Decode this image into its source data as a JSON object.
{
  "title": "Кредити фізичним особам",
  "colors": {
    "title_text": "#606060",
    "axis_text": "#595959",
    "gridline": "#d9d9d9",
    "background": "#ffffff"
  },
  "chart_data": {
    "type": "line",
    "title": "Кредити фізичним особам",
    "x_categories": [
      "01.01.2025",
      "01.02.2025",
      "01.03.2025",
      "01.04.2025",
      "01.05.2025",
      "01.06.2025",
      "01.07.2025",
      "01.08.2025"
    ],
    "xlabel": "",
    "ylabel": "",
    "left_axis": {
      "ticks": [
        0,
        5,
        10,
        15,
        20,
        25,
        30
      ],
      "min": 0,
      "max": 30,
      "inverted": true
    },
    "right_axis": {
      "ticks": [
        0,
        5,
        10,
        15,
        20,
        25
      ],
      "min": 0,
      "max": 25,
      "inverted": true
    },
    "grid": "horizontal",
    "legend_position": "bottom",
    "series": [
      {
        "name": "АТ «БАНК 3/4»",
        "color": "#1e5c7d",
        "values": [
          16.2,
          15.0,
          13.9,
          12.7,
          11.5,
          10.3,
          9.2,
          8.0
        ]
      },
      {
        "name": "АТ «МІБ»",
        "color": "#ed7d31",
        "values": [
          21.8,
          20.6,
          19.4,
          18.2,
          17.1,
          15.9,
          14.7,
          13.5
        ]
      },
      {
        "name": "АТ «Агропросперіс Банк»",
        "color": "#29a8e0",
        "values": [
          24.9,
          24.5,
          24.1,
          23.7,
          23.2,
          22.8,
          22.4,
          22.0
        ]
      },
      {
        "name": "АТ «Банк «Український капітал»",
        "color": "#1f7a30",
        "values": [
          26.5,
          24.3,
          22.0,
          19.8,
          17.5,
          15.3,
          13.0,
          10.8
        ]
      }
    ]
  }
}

■ ■ ■ ■ ■

* [Stated task]: Would you restate each of the entries word for word?

* [Problem solution]:
Decode this image into its source data as a JSON object.
{
  "title": "Кредити фізичним особам",
  "colors": {
    "title_text": "#606060",
    "axis_text": "#595959",
    "gridline": "#d9d9d9",
    "background": "#ffffff"
  },
  "chart_data": {
    "type": "line",
    "title": "Кредити фізичним особам",
    "x_categories": [
      "01.01.2025",
      "01.02.2025",
      "01.03.2025",
      "01.04.2025",
      "01.05.2025",
      "01.06.2025",
      "01.07.2025",
      "01.08.2025"
    ],
    "xlabel": "",
    "ylabel": "",
    "left_axis": {
      "ticks": [
        0,
        5,
        10,
        15,
        20,
        25,
        30
      ],
      "min": 0,
      "max": 30,
      "inverted": true
    },
    "right_axis": {
      "ticks": [
        0,
        5,
        10,
        15,
        20,
        25
      ],
      "min": 0,
      "max": 25,
      "inverted": true
    },
    "grid": "horizontal",
    "legend_position": "bottom",
    "series": [
      {
        "name": "АТ «БАНК 3/4»",
        "color": "#1e5c7d",
        "values": [
          16.2,
          15.0,
          13.9,
          12.7,
          11.5,
          10.3,
          9.2,
          8.0
        ]
      },
      {
        "name": "АТ «МІБ»",
        "color": "#ed7d31",
        "values": [
          21.8,
          20.6,
          19.4,
          18.2,
          17.1,
          15.9,
          14.7,
          13.5
        ]
      },
      {
        "name": "АТ «Агропросперіс Банк»",
        "color": "#29a8e0",
        "values": [
          24.9,
          24.5,
          24.1,
          23.7,
          23.2,
          22.8,
          22.4,
          22.0
        ]
      },
      {
        "name": "АТ «Банк «Український капітал»",
        "color": "#1f7a30",
        "values": [
          26.5,
          24.3,
          22.0,
          19.8,
          17.5,
          15.3,
          13.0,
          10.8
        ]
      }
    ]
  }
}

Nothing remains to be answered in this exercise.